### Set problem:
Please state how many lines in the records contain the string "Keep", with no words besides the number.

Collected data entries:
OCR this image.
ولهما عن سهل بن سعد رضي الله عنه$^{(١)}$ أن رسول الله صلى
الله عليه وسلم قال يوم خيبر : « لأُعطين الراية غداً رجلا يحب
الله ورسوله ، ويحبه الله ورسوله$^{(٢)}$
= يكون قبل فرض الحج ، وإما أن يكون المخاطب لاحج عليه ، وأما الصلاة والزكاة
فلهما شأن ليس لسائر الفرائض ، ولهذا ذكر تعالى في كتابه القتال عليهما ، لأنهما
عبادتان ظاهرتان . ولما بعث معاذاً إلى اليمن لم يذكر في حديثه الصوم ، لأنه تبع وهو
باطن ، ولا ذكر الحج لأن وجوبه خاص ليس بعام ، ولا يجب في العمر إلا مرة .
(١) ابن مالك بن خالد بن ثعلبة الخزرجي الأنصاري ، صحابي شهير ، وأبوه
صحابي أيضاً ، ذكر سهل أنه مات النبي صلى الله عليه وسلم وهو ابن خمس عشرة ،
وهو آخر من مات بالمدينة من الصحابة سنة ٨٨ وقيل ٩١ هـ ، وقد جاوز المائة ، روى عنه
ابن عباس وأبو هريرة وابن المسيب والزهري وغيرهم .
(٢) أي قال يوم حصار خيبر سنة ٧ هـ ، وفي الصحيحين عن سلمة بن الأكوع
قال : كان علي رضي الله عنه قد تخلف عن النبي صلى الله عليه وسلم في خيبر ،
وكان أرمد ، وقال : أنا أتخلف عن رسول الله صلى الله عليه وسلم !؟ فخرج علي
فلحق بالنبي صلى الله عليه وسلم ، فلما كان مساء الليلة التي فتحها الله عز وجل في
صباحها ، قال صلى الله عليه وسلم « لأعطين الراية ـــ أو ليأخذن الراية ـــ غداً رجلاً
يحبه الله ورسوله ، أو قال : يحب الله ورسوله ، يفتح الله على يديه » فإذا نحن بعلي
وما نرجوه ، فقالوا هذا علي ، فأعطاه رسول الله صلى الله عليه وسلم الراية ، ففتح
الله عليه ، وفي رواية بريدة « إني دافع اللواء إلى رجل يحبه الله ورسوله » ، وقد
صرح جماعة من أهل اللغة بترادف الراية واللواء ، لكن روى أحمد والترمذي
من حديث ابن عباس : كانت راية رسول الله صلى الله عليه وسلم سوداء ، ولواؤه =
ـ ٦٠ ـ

==

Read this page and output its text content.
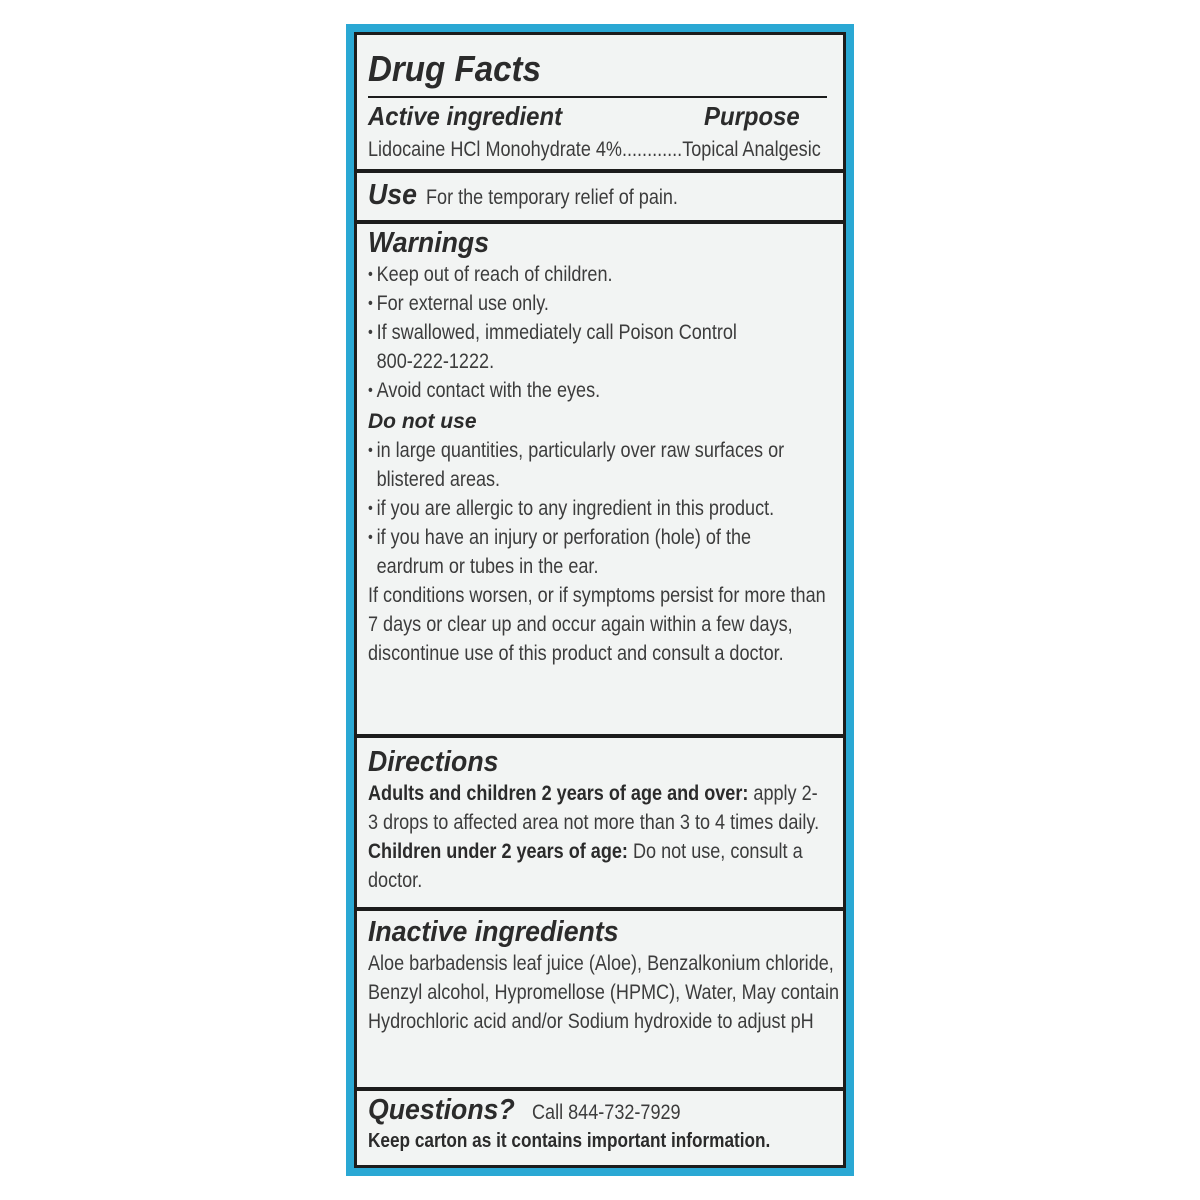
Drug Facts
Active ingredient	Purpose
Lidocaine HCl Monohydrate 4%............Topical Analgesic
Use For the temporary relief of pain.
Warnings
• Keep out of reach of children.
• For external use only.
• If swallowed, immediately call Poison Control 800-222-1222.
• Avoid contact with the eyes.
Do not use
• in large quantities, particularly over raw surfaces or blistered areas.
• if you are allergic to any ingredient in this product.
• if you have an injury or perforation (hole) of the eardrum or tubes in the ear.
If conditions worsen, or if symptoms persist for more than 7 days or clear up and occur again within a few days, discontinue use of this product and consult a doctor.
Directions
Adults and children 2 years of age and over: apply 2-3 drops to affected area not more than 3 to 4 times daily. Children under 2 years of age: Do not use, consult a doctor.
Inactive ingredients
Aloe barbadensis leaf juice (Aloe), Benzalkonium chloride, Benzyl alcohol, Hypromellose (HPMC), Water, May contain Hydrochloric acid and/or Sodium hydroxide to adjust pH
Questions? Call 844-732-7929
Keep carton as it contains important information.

==

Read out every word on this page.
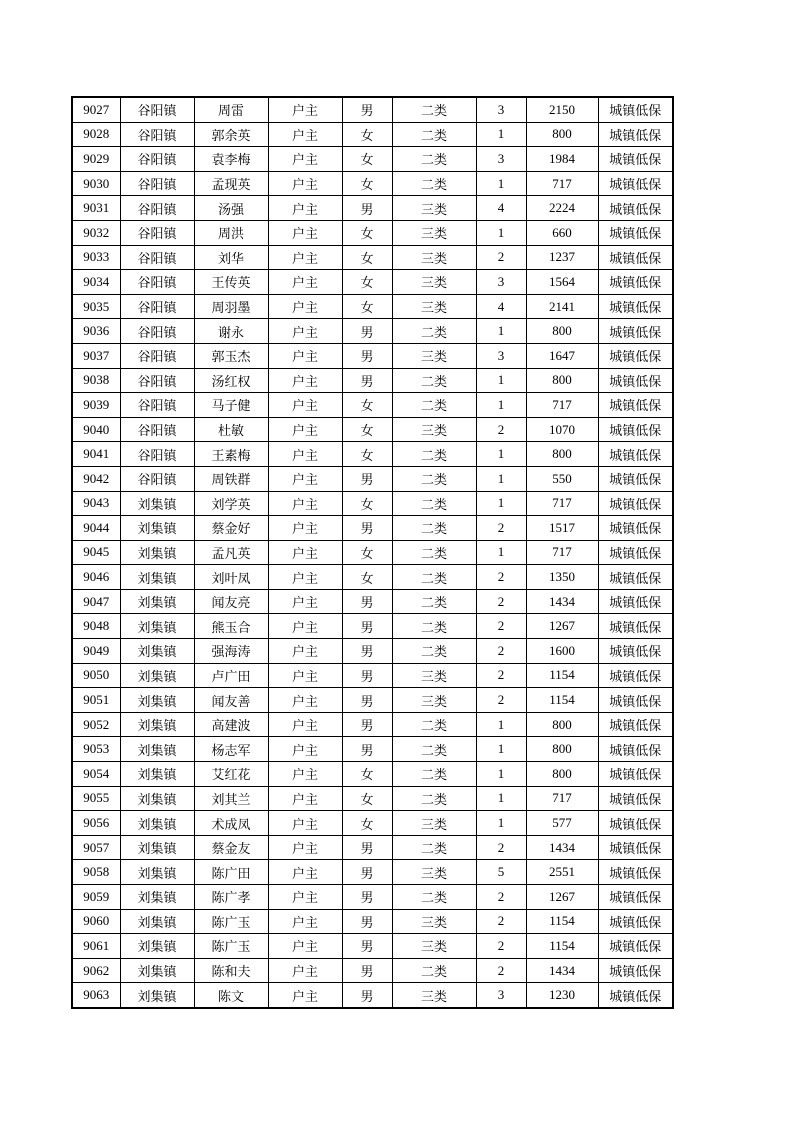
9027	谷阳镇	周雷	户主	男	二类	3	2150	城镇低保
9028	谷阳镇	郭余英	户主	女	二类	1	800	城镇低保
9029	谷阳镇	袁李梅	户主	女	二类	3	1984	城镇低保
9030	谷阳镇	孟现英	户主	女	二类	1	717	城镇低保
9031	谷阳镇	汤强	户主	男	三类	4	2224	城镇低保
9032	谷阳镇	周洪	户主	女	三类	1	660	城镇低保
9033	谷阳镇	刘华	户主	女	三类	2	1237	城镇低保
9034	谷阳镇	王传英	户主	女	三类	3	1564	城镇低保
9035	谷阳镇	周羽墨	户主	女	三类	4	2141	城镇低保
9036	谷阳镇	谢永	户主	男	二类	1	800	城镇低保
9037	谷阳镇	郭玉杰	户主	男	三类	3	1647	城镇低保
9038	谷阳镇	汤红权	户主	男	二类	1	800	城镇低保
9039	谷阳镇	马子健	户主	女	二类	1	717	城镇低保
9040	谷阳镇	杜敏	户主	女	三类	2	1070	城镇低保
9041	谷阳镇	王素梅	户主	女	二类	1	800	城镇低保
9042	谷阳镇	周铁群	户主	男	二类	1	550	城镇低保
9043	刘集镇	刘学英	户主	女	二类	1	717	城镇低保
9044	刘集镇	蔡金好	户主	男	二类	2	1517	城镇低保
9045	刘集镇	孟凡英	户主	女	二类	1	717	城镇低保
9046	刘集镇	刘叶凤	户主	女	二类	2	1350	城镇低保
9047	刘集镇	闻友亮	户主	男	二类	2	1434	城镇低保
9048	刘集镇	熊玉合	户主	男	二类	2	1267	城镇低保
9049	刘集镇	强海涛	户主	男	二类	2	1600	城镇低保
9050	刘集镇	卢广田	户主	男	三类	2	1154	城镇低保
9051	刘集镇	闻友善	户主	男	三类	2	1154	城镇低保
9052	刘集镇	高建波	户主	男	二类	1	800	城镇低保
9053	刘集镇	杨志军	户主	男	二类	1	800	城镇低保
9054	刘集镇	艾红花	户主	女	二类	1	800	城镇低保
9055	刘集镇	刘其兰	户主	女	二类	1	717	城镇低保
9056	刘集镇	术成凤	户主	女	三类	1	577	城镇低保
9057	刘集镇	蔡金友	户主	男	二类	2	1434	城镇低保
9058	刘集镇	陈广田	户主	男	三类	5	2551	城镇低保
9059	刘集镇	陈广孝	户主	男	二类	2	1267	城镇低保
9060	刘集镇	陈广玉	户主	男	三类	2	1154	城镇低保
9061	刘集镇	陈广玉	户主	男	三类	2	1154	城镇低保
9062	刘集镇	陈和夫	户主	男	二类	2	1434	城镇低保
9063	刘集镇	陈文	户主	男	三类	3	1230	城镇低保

### Task output:
2